=== What you have to do ===
Records follow. Pull out every line that contains "JSON".

=== Stored entries ===
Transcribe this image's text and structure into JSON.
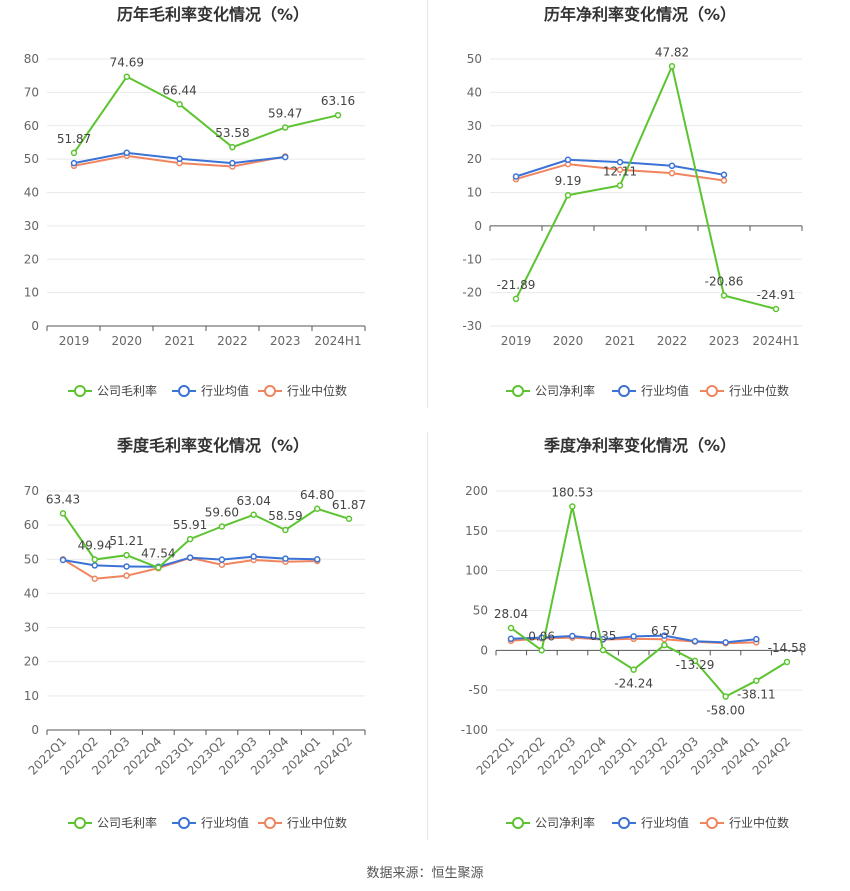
{
  "colors": {
    "company": "#5cc430",
    "industry_avg": "#3b72d6",
    "industry_median": "#f0845f",
    "grid": "#e9e9e9",
    "axis": "#555555",
    "text": "#444444",
    "title": "#333333"
  },
  "source": "数据来源：恒生聚源",
  "chart_data": [
    {
      "type": "line",
      "title": "历年毛利率变化情况（%）",
      "categories": [
        "2019",
        "2020",
        "2021",
        "2022",
        "2023",
        "2024H1"
      ],
      "ylim": [
        0,
        80
      ],
      "yticks": [
        0,
        10,
        20,
        30,
        40,
        50,
        60,
        70,
        80
      ],
      "grid": true,
      "legend": "bottom",
      "rotate_labels": false,
      "series": [
        {
          "name": "公司毛利率",
          "key": "company",
          "values": [
            51.87,
            74.69,
            66.44,
            53.58,
            59.47,
            63.16
          ],
          "labels": [
            "51.87",
            "74.69",
            "66.44",
            "53.58",
            "59.47",
            "63.16"
          ]
        },
        {
          "name": "行业均值",
          "key": "industry_avg",
          "values": [
            48.8,
            51.9,
            50.1,
            48.8,
            50.6,
            null
          ]
        },
        {
          "name": "行业中位数",
          "key": "industry_median",
          "values": [
            48.0,
            51.0,
            48.8,
            47.8,
            50.8,
            null
          ]
        }
      ]
    },
    {
      "type": "line",
      "title": "历年净利率变化情况（%）",
      "categories": [
        "2019",
        "2020",
        "2021",
        "2022",
        "2023",
        "2024H1"
      ],
      "ylim": [
        -30,
        50
      ],
      "yticks": [
        -30,
        -20,
        -10,
        0,
        10,
        20,
        30,
        40,
        50
      ],
      "grid": true,
      "legend": "bottom",
      "rotate_labels": false,
      "series": [
        {
          "name": "公司净利率",
          "key": "company",
          "values": [
            -21.89,
            9.19,
            12.11,
            47.82,
            -20.86,
            -24.91
          ],
          "labels": [
            "-21.89",
            "9.19",
            "12.11",
            "47.82",
            "-20.86",
            "-24.91"
          ]
        },
        {
          "name": "行业均值",
          "key": "industry_avg",
          "values": [
            14.8,
            19.8,
            19.1,
            18.0,
            15.3,
            null
          ]
        },
        {
          "name": "行业中位数",
          "key": "industry_median",
          "values": [
            14.0,
            18.5,
            16.8,
            15.8,
            13.6,
            null
          ]
        }
      ]
    },
    {
      "type": "line",
      "title": "季度毛利率变化情况（%）",
      "categories": [
        "2022Q1",
        "2022Q2",
        "2022Q3",
        "2022Q4",
        "2023Q1",
        "2023Q2",
        "2023Q3",
        "2023Q4",
        "2024Q1",
        "2024Q2"
      ],
      "ylim": [
        0,
        70
      ],
      "yticks": [
        0,
        10,
        20,
        30,
        40,
        50,
        60,
        70
      ],
      "grid": true,
      "legend": "bottom",
      "rotate_labels": true,
      "series": [
        {
          "name": "公司毛利率",
          "key": "company",
          "values": [
            63.43,
            49.94,
            51.21,
            47.54,
            55.91,
            59.6,
            63.04,
            58.59,
            64.8,
            61.87
          ],
          "labels": [
            "63.43",
            "49.94",
            "51.21",
            "47.54",
            "55.91",
            "59.60",
            "63.04",
            "58.59",
            "64.80",
            "61.87"
          ]
        },
        {
          "name": "行业均值",
          "key": "industry_avg",
          "values": [
            49.8,
            48.2,
            47.9,
            47.8,
            50.5,
            49.9,
            50.8,
            50.2,
            50.0,
            null
          ]
        },
        {
          "name": "行业中位数",
          "key": "industry_median",
          "values": [
            50.0,
            44.3,
            45.2,
            47.4,
            50.4,
            48.4,
            49.8,
            49.3,
            49.5,
            null
          ]
        }
      ]
    },
    {
      "type": "line",
      "title": "季度净利率变化情况（%）",
      "categories": [
        "2022Q1",
        "2022Q2",
        "2022Q3",
        "2022Q4",
        "2023Q1",
        "2023Q2",
        "2023Q3",
        "2023Q4",
        "2024Q1",
        "2024Q2"
      ],
      "ylim": [
        -100,
        200
      ],
      "yticks": [
        -100,
        -50,
        0,
        50,
        100,
        150,
        200
      ],
      "grid": true,
      "legend": "bottom",
      "rotate_labels": true,
      "series": [
        {
          "name": "公司净利率",
          "key": "company",
          "values": [
            28.04,
            0.06,
            180.53,
            0.35,
            -24.24,
            6.57,
            -13.29,
            -58.0,
            -38.11,
            -14.58
          ],
          "labels": [
            "28.04",
            "0.06",
            "180.53",
            "0.35",
            "-24.24",
            "6.57",
            "-13.29",
            "-58.00",
            "-38.11",
            "-14.58"
          ]
        },
        {
          "name": "行业均值",
          "key": "industry_avg",
          "values": [
            14.5,
            16.0,
            18.0,
            14.0,
            17.5,
            18.5,
            11.5,
            10.0,
            14.0,
            null
          ]
        },
        {
          "name": "行业中位数",
          "key": "industry_median",
          "values": [
            12.0,
            15.0,
            16.0,
            13.5,
            14.5,
            14.0,
            11.0,
            9.0,
            10.0,
            null
          ]
        }
      ]
    }
  ]
}
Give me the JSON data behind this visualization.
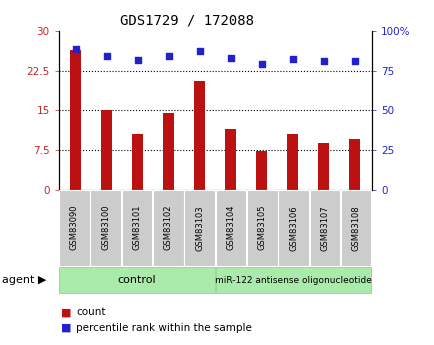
{
  "title": "GDS1729 / 172088",
  "categories": [
    "GSM83090",
    "GSM83100",
    "GSM83101",
    "GSM83102",
    "GSM83103",
    "GSM83104",
    "GSM83105",
    "GSM83106",
    "GSM83107",
    "GSM83108"
  ],
  "counts": [
    26.5,
    15.0,
    10.5,
    14.5,
    20.5,
    11.5,
    7.3,
    10.5,
    8.8,
    9.5
  ],
  "percentile_ranks": [
    88.5,
    84.5,
    82.0,
    84.0,
    87.5,
    83.0,
    79.5,
    82.5,
    81.0,
    81.0
  ],
  "bar_color": "#BB1111",
  "dot_color": "#2222CC",
  "left_ylim": [
    0,
    30
  ],
  "right_ylim": [
    0,
    100
  ],
  "left_yticks": [
    0,
    7.5,
    15,
    22.5,
    30
  ],
  "left_yticklabels": [
    "0",
    "7.5",
    "15",
    "22.5",
    "30"
  ],
  "right_yticks": [
    0,
    25,
    50,
    75,
    100
  ],
  "right_yticklabels": [
    "0",
    "25",
    "50",
    "75",
    "100%"
  ],
  "dotted_lines": [
    7.5,
    15,
    22.5
  ],
  "group1_label": "control",
  "group2_label": "miR-122 antisense oligonucleotide",
  "group_bg": "#AAEAAA",
  "tick_bg": "#CCCCCC",
  "agent_label": "agent",
  "legend_count_label": "count",
  "legend_percentile_label": "percentile rank within the sample",
  "title_fontsize": 10,
  "axis_label_color_left": "#CC2222",
  "axis_label_color_right": "#2222CC"
}
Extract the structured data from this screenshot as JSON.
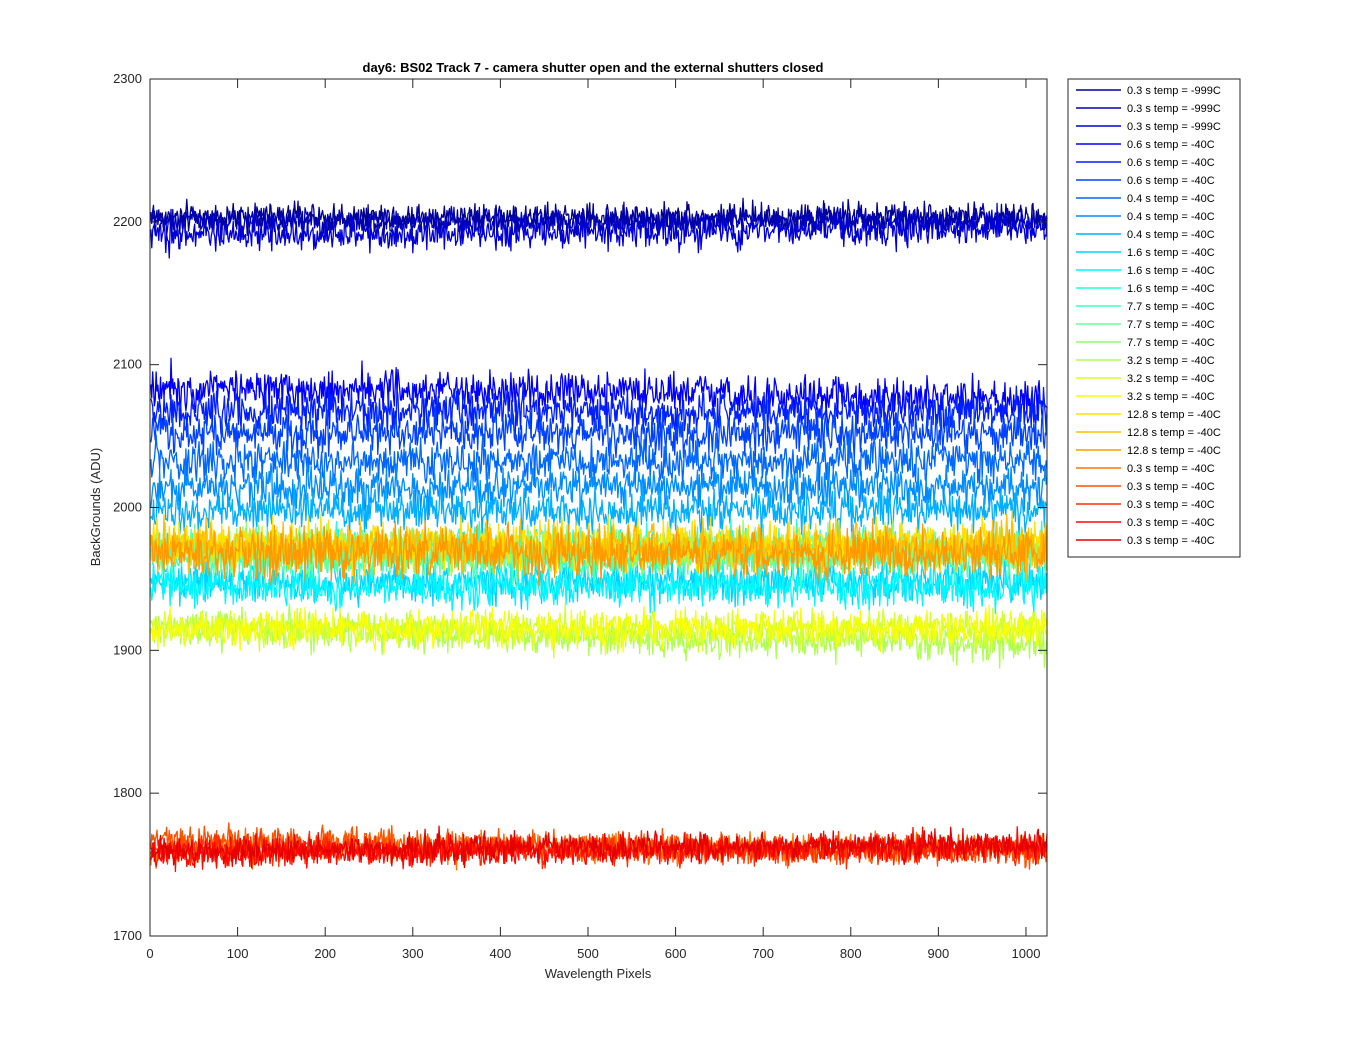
{
  "chart_data": {
    "type": "line",
    "title": "day6: BS02  Track 7 - camera shutter open and the external shutters closed",
    "xlabel": "Wavelength Pixels",
    "ylabel": "BackGrounds (ADU)",
    "xlim": [
      0,
      1024
    ],
    "ylim": [
      1700,
      2300
    ],
    "xticks": [
      0,
      100,
      200,
      300,
      400,
      500,
      600,
      700,
      800,
      900,
      1000
    ],
    "yticks": [
      1700,
      1800,
      1900,
      2000,
      2100,
      2200,
      2300
    ],
    "grid": false,
    "legend_position": "outside-top-right",
    "x_range_per_series": [
      1,
      1024
    ],
    "series": [
      {
        "name": "0.3 s temp = -999C",
        "color": "#00008F",
        "mean": 2203,
        "noise": 7,
        "slope": 0
      },
      {
        "name": "0.3 s temp = -999C",
        "color": "#0000B2",
        "mean": 2201,
        "noise": 7,
        "slope": 0
      },
      {
        "name": "0.3 s temp = -999C",
        "color": "#0000D6",
        "mean": 2193,
        "noise": 8,
        "slope": 0.004
      },
      {
        "name": "0.6 s temp = -40C",
        "color": "#0000FA",
        "mean": 2080,
        "noise": 10,
        "slope": -0.01
      },
      {
        "name": "0.6 s temp = -40C",
        "color": "#001FFF",
        "mean": 2067,
        "noise": 10,
        "slope": 0
      },
      {
        "name": "0.6 s temp = -40C",
        "color": "#0043FF",
        "mean": 2052,
        "noise": 10,
        "slope": 0
      },
      {
        "name": "0.4 s temp = -40C",
        "color": "#0067FF",
        "mean": 2032,
        "noise": 10,
        "slope": 0
      },
      {
        "name": "0.4 s temp = -40C",
        "color": "#008BFF",
        "mean": 2014,
        "noise": 10,
        "slope": 0
      },
      {
        "name": "0.4 s temp = -40C",
        "color": "#00AFFF",
        "mean": 1998,
        "noise": 10,
        "slope": 0
      },
      {
        "name": "1.6 s temp = -40C",
        "color": "#00D3FF",
        "mean": 1948,
        "noise": 10,
        "slope": 0
      },
      {
        "name": "1.6 s temp = -40C",
        "color": "#00F7FF",
        "mean": 1945,
        "noise": 10,
        "slope": 0
      },
      {
        "name": "1.6 s temp = -40C",
        "color": "#1FFFE0",
        "mean": 1972,
        "noise": 10,
        "slope": 0
      },
      {
        "name": "7.7 s temp = -40C",
        "color": "#43FFBC",
        "mean": 1965,
        "noise": 10,
        "slope": 0
      },
      {
        "name": "7.7 s temp = -40C",
        "color": "#67FF98",
        "mean": 1968,
        "noise": 10,
        "slope": 0
      },
      {
        "name": "7.7 s temp = -40C",
        "color": "#8BFF74",
        "mean": 1972,
        "noise": 10,
        "slope": 0
      },
      {
        "name": "3.2 s temp = -40C",
        "color": "#AFFF50",
        "mean": 1910,
        "noise": 9,
        "slope": -0.01
      },
      {
        "name": "3.2 s temp = -40C",
        "color": "#D3FF2C",
        "mean": 1915,
        "noise": 9,
        "slope": 0
      },
      {
        "name": "3.2 s temp = -40C",
        "color": "#F7FF08",
        "mean": 1915,
        "noise": 9,
        "slope": 0
      },
      {
        "name": "12.8 s temp = -40C",
        "color": "#FFE100",
        "mean": 1975,
        "noise": 12,
        "slope": 0
      },
      {
        "name": "12.8 s temp = -40C",
        "color": "#FFBD00",
        "mean": 1972,
        "noise": 12,
        "slope": 0
      },
      {
        "name": "12.8 s temp = -40C",
        "color": "#FF9900",
        "mean": 1968,
        "noise": 12,
        "slope": 0
      },
      {
        "name": "0.3 s temp = -40C",
        "color": "#FF7500",
        "mean": 1762,
        "noise": 7,
        "slope": 0
      },
      {
        "name": "0.3 s temp = -40C",
        "color": "#FF5100",
        "mean": 1763,
        "noise": 7,
        "slope": -0.01
      },
      {
        "name": "0.3 s temp = -40C",
        "color": "#FF2D00",
        "mean": 1760,
        "noise": 7,
        "slope": 0
      },
      {
        "name": "0.3 s temp = -40C",
        "color": "#FF0900",
        "mean": 1760,
        "noise": 7,
        "slope": 0.006
      },
      {
        "name": "0.3 s temp = -40C",
        "color": "#E50000",
        "mean": 1762,
        "noise": 7,
        "slope": 0.005
      }
    ]
  }
}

=== Completed exercise ===
Transcribe this image's text and structure into JSON.
Give me the JSON data behind this visualization.
Extract the structured data from this screenshot as JSON.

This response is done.